Work to complete ->
[a] In the mountain biking text about Helena, how many miles of interconnected singletrack lie below the summit of Mt. Helena?
[b] Reproduce the Helena mountain biking text word for word from "The trails dried" to "couple fall-line turns.".

Reading text ->
==========

The summit of Mt. Helena overlooks all of town with 70 miles of interconnected singletrack waiting below. Ryan Dunfee photo.

We pause on the crest of Mt. Helena Ridge Trail. Garrick has already motored up to the climax of the ride and has been waiting patiently, but the same metabolism that turns every available calorie into climb-crushing energy has also stripped him of any body fat to protect against the cold, moisture-laden wind ripping across the ridge.

Helena locals Ryan Ford and Eric Sivers roll through a rock garden on the Backside trail. Ryan Dunfee photo.

Positioned on the “wrong” side of the Continental Divide, Helena, Montana is usually hot and dry, but this May, the late onset of moisture in the Rockies meant that ski-season temps combined with persistent rain instead. Yesterday’s stop of the Montana Enduro Series was a full-on slog in the mud from start to finish. Vision shifted from one eye to the other as mud, dirt, and rain offered unceasing and unwelcome faceshots.

The Mt. Helena Ridge Trail hugs the crest of the South Hills network was rad views off both sides. Ryan Dunfee photo.

The trails dried out remarkably quick despite the all-day rain, and as Garrick cajoles us to start our descent down Show Me The Horse Trail, one of Helena’s marquee trail bike downhills, our bikes skip along pebble fields lining the first series of corners, the tires connecting on the high lines of the corners as we drift the first couple fall-line turns. 

Garrick Tischler enjoying some Helena meadow skipping. Ryan Dunfee photo.

==========

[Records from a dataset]
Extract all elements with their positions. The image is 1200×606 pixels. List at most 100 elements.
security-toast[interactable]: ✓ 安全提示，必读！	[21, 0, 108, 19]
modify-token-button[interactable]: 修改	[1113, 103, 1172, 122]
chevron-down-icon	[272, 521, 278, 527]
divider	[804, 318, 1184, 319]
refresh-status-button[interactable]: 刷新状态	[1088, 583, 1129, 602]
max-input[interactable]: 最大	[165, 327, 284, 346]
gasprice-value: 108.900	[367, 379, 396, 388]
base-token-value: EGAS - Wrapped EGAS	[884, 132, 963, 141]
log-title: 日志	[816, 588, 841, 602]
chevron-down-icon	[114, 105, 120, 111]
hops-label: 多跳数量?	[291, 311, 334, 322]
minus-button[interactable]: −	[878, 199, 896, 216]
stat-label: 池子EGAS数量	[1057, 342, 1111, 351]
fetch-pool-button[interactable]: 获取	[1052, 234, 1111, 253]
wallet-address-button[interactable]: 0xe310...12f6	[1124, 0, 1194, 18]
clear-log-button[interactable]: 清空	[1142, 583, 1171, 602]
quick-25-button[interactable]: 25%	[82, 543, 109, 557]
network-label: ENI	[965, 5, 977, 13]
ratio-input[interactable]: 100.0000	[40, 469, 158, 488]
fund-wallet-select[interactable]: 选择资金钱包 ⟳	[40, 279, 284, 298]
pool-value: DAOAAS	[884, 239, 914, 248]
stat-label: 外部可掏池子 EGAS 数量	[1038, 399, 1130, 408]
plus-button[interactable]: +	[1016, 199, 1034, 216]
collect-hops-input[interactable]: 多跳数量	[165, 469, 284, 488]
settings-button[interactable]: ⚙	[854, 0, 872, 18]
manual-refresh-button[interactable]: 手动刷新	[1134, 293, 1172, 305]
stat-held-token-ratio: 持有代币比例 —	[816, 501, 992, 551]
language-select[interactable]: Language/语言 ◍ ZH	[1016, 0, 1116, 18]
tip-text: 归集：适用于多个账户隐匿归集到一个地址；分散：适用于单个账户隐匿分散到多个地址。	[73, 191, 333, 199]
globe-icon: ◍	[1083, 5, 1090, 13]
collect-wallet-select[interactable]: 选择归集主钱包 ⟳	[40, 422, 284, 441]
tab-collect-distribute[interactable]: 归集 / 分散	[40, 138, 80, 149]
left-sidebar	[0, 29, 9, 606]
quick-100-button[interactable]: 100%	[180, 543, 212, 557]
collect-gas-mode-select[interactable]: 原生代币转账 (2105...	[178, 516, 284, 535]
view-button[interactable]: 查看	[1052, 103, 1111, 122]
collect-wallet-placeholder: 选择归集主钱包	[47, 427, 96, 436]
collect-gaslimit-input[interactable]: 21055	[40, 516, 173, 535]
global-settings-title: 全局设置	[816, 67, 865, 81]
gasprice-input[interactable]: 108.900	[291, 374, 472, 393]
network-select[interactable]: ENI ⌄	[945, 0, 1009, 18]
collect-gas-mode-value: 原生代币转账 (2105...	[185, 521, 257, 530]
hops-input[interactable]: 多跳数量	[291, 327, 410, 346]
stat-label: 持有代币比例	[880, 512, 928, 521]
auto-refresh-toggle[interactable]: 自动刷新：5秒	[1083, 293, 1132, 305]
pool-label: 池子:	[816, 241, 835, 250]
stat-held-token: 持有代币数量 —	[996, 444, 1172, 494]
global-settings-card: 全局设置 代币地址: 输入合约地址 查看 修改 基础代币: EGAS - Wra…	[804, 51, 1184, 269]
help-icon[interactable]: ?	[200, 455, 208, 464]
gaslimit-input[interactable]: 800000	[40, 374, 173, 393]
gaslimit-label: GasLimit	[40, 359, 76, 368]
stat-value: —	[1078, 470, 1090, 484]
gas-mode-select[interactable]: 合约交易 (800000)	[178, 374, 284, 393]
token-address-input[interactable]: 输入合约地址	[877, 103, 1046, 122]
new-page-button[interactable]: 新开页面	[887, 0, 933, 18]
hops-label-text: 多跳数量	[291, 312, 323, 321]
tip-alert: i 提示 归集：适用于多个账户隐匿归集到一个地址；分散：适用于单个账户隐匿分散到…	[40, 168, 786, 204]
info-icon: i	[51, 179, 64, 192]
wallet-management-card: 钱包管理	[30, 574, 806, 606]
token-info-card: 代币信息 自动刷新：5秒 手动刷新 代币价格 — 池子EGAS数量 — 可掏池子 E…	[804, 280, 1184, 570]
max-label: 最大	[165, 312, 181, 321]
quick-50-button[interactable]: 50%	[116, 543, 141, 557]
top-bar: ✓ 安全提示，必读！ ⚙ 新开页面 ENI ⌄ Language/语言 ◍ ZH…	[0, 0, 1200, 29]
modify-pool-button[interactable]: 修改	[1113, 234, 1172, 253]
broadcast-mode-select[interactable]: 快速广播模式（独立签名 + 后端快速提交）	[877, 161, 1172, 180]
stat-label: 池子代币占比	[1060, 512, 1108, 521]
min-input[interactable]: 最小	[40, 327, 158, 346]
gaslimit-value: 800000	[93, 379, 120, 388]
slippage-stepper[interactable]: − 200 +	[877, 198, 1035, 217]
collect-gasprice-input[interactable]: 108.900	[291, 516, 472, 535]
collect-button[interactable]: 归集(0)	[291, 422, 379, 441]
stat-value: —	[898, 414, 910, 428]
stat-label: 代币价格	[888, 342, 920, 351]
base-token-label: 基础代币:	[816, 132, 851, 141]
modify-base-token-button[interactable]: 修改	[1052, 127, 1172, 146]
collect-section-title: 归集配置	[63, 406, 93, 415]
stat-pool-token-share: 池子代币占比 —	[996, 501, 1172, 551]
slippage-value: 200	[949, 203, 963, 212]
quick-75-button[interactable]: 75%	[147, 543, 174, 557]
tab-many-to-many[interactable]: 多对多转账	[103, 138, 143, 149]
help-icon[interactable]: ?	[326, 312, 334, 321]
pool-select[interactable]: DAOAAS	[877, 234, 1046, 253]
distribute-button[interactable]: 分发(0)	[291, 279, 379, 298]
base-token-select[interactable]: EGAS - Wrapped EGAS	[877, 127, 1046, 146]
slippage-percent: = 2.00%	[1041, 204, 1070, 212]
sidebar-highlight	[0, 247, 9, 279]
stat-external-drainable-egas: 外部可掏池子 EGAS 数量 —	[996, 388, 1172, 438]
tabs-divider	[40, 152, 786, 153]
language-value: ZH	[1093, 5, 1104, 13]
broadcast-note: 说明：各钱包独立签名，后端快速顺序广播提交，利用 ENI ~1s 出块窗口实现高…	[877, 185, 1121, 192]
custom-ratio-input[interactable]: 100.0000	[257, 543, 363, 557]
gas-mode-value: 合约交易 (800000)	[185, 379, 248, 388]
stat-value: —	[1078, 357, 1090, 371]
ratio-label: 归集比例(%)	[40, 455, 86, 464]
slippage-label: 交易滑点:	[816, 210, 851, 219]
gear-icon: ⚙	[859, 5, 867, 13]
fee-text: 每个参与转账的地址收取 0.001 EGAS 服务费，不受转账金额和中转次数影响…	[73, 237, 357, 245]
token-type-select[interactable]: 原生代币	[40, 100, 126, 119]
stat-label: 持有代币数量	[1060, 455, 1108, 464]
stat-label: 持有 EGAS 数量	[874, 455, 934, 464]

==========

Activity answers ->
[a] 70 miles

[b]
The trails dried out remarkably quick despite the all-day rain, and as Garrick cajoles us to start our descent down Show Me The Horse Trail, one of Helena’s marquee trail bike downhills, our bikes skip along pebble fields lining the first series of corners, the tires connecting on the high lines of the corners as we drift the first couple fall-line turns.